GIVEN INSTRUCTION:
Show all lines holding the string "plus".

----- ENTRIES SHOWN

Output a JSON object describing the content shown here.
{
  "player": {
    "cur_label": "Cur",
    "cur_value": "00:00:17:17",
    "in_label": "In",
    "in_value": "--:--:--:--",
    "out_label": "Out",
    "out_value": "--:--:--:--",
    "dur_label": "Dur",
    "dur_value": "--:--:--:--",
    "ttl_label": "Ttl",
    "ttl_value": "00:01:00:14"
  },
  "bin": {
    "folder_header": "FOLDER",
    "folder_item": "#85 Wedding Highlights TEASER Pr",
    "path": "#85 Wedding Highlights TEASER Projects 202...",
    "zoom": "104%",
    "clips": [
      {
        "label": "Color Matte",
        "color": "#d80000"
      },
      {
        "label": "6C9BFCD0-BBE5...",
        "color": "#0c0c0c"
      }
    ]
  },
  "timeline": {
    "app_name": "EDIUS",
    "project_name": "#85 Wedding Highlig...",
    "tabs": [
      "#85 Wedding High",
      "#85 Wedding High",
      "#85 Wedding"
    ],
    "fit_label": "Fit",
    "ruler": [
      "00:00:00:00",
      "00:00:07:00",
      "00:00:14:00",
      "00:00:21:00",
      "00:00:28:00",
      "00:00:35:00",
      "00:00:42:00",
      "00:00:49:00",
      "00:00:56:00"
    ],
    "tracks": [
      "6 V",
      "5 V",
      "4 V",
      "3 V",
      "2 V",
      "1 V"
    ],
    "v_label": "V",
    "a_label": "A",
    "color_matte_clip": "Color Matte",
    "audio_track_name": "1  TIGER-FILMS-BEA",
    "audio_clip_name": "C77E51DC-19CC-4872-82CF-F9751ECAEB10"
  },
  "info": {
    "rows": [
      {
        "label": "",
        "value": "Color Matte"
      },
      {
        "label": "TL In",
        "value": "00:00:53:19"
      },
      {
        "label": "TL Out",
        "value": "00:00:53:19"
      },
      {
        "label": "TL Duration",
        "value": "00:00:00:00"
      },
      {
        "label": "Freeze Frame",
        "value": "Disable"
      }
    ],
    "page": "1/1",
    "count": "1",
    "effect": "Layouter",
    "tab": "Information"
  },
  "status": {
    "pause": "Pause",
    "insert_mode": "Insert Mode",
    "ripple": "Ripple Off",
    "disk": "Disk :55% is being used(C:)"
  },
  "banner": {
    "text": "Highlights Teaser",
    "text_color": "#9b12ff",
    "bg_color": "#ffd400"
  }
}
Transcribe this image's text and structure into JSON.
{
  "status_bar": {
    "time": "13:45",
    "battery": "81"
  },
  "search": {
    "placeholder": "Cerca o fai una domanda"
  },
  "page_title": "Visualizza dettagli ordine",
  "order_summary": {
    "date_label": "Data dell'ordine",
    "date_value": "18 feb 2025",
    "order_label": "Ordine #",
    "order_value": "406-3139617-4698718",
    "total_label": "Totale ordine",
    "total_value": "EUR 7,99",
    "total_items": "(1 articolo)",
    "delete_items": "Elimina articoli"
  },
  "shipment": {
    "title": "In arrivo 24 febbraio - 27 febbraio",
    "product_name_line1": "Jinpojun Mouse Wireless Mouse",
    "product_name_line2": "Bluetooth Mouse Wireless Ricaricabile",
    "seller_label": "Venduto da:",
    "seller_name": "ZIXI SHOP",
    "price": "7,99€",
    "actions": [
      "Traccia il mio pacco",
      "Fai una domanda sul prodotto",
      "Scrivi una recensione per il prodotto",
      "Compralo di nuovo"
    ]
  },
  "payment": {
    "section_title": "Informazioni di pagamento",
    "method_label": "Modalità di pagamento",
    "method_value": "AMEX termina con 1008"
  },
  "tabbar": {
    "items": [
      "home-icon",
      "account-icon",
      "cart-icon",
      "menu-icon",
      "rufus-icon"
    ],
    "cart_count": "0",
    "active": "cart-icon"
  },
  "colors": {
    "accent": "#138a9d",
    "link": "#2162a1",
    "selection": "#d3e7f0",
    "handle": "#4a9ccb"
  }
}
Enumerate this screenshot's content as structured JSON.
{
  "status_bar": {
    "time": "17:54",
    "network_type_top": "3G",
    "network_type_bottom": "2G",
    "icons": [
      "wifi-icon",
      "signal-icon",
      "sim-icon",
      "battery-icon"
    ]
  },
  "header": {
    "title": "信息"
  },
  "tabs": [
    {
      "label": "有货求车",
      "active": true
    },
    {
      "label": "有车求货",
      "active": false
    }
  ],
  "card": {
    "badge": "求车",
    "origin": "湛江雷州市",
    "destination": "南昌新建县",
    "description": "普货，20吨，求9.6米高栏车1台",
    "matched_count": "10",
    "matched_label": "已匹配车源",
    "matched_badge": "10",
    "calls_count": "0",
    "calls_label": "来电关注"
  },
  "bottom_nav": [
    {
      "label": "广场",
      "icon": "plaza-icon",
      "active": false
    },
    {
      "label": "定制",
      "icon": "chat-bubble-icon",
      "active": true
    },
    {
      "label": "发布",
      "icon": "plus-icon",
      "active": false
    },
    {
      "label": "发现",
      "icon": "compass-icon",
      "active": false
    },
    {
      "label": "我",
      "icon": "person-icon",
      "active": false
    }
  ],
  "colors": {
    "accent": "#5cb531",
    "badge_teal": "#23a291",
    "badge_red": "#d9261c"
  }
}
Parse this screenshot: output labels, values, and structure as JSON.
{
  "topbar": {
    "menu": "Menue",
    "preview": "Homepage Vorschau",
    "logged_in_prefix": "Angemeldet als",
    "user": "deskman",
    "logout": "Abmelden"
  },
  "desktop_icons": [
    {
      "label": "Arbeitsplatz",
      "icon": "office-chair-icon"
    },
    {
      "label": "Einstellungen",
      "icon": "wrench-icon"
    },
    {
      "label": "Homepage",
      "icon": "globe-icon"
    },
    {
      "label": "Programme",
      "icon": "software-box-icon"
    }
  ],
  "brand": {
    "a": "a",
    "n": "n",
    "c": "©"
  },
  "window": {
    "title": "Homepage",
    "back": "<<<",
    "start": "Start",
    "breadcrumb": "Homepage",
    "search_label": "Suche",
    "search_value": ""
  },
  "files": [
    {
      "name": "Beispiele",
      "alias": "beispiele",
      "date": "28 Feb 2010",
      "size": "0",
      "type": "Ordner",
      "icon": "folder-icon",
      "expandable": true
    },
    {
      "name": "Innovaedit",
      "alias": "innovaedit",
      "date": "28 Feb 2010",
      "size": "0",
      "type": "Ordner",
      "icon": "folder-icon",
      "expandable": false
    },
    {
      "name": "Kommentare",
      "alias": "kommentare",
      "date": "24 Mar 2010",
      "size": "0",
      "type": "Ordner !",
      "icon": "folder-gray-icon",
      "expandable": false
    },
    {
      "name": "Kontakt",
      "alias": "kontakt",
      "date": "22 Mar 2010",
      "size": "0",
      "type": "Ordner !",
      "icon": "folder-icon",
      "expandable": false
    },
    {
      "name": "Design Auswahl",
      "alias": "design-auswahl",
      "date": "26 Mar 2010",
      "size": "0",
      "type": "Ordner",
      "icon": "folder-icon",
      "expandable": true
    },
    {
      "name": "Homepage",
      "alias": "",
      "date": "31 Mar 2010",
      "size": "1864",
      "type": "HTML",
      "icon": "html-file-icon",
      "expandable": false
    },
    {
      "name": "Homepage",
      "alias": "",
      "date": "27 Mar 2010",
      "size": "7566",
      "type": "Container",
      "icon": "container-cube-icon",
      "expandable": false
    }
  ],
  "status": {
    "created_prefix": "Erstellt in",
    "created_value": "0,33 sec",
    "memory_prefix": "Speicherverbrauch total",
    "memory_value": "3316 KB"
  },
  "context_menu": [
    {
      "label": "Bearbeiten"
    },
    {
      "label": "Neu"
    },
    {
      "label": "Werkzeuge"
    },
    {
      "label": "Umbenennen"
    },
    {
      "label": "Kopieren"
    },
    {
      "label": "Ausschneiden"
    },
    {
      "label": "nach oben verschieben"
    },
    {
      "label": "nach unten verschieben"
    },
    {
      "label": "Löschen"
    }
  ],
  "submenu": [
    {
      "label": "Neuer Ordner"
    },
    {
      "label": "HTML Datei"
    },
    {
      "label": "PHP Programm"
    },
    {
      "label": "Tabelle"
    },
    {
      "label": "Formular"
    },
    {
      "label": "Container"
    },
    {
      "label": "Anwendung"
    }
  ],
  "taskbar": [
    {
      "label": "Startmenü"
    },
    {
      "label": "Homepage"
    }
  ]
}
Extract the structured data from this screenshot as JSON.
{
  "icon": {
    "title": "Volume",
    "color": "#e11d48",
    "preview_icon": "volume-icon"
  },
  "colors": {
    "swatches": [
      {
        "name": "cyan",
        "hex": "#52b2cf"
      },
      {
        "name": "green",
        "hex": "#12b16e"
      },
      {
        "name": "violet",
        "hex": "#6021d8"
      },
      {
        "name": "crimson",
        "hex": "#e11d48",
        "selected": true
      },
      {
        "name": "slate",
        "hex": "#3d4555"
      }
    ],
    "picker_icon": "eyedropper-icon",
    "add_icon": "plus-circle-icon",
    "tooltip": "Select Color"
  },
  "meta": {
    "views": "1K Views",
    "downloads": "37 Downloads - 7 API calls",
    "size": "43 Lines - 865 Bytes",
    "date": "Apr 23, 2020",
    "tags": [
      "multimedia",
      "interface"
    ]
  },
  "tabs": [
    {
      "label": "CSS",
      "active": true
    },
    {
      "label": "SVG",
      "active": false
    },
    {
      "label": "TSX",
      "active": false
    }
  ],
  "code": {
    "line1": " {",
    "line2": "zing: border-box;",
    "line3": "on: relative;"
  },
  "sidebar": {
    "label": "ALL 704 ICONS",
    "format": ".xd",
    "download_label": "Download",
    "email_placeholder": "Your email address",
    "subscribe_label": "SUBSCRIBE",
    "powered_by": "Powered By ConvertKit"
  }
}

----------

WRITTEN ANSWER:
      "icon": "plus-icon",
    "add_icon": "plus-circle-icon",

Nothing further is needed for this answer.